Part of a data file
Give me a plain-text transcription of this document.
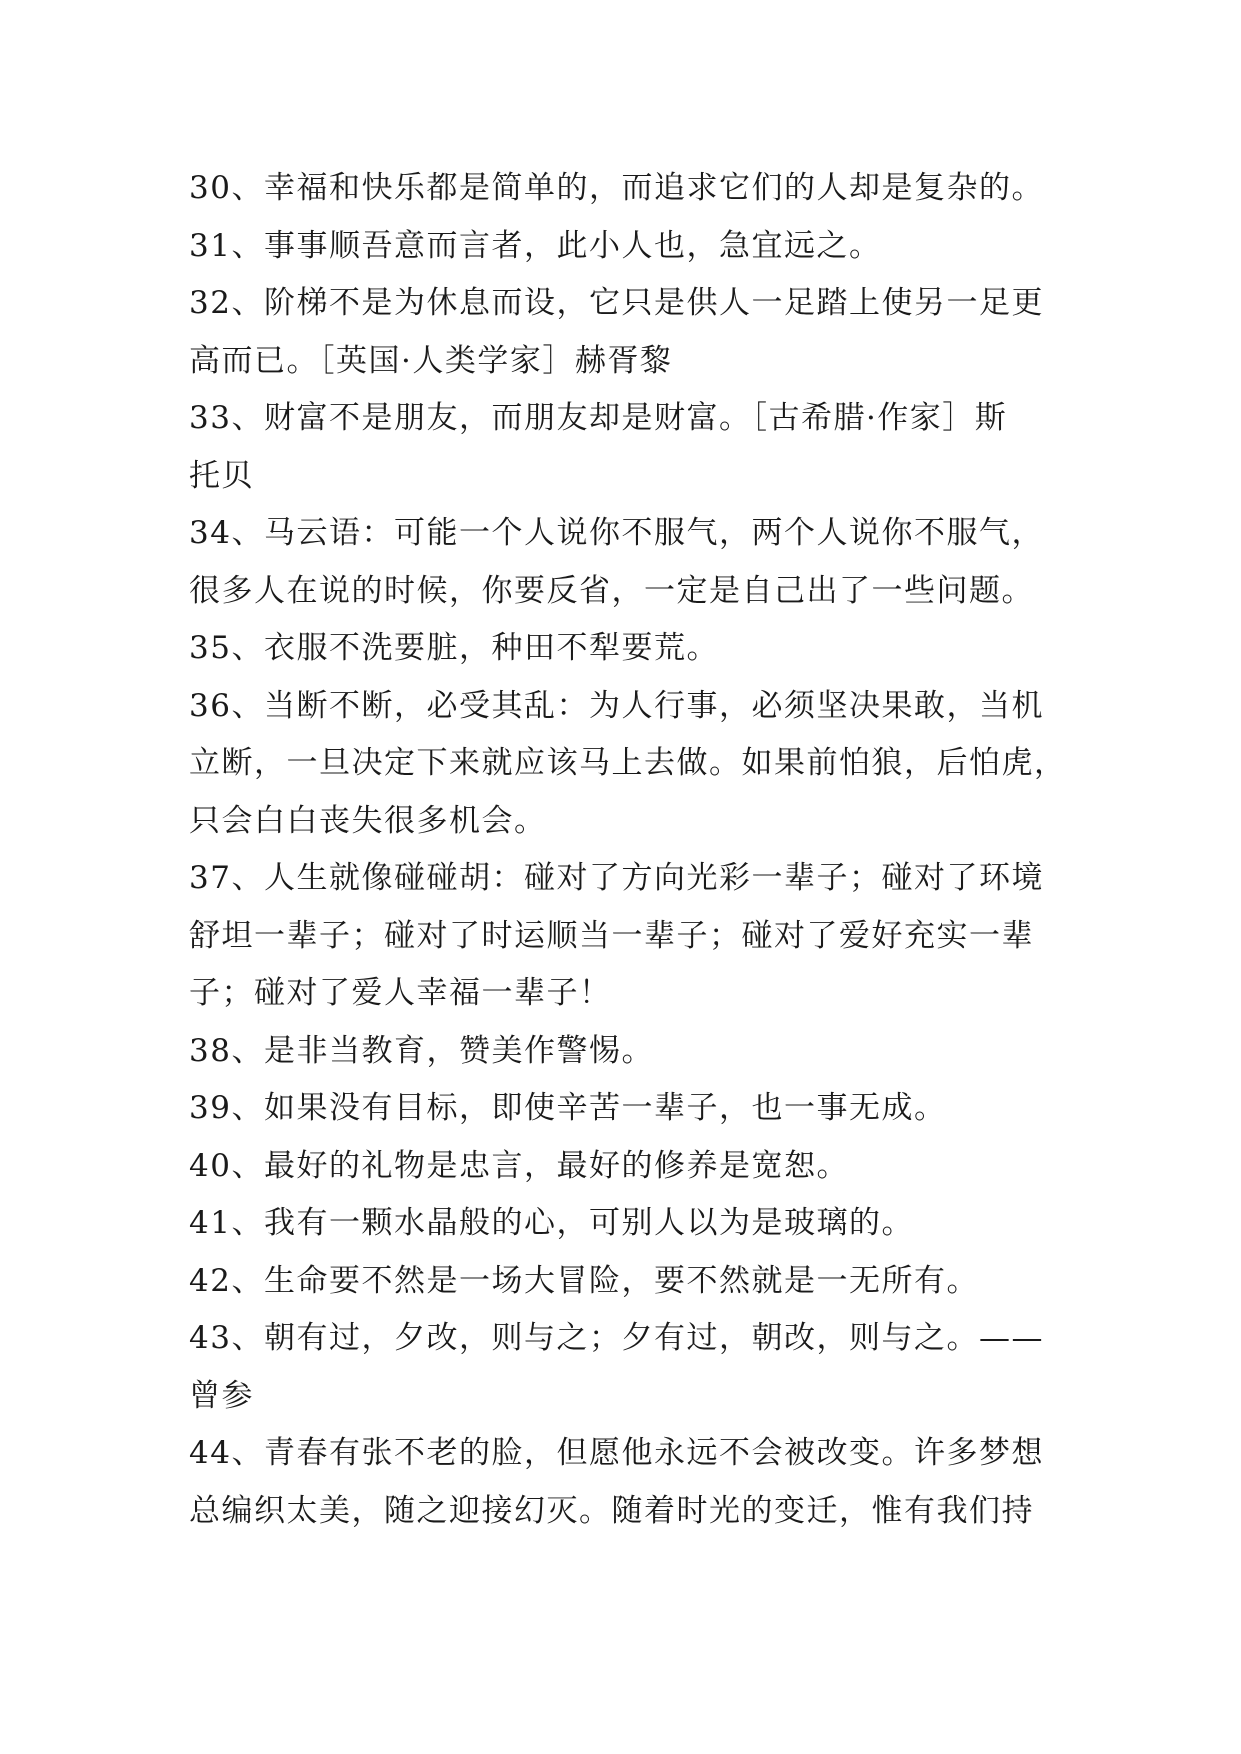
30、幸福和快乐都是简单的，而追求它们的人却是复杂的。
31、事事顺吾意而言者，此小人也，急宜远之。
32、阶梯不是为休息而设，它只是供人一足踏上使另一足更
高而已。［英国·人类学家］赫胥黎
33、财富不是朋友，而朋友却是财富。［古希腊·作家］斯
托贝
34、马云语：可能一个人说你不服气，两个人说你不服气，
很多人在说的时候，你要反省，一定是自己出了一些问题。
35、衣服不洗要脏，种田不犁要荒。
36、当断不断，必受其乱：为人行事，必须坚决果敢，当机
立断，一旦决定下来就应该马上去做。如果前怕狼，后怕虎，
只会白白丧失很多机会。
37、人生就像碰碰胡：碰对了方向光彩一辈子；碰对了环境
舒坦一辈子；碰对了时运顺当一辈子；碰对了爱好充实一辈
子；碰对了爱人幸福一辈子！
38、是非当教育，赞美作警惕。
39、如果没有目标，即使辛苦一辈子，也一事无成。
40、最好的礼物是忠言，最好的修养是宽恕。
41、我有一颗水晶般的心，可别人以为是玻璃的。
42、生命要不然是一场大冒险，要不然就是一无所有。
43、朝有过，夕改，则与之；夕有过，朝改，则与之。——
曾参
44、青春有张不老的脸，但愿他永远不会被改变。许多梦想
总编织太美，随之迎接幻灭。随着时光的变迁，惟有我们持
==
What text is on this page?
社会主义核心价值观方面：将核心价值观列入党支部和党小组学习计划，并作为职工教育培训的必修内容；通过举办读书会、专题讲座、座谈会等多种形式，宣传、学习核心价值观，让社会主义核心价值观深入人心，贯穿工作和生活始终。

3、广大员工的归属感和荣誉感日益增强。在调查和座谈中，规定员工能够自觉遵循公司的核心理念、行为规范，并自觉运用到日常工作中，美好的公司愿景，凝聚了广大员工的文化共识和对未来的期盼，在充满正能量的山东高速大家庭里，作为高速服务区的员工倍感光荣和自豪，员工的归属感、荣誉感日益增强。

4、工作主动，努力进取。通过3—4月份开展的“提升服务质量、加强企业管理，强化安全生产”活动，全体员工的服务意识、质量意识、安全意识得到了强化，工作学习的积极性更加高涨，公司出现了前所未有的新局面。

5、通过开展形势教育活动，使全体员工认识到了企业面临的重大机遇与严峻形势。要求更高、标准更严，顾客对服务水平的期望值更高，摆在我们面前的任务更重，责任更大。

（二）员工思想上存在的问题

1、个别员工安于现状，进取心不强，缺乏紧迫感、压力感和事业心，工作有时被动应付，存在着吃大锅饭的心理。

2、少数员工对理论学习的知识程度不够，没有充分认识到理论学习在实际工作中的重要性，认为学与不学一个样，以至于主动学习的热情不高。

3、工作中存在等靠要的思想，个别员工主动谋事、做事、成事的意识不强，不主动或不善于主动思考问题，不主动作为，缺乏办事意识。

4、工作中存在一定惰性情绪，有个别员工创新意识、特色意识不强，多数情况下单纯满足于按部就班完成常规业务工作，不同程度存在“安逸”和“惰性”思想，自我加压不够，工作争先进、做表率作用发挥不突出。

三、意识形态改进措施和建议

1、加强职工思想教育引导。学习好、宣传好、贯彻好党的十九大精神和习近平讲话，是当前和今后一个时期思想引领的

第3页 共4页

** Stated problem **
Only a number is wanted: how many lines contain the word "this"?

** Written response **
2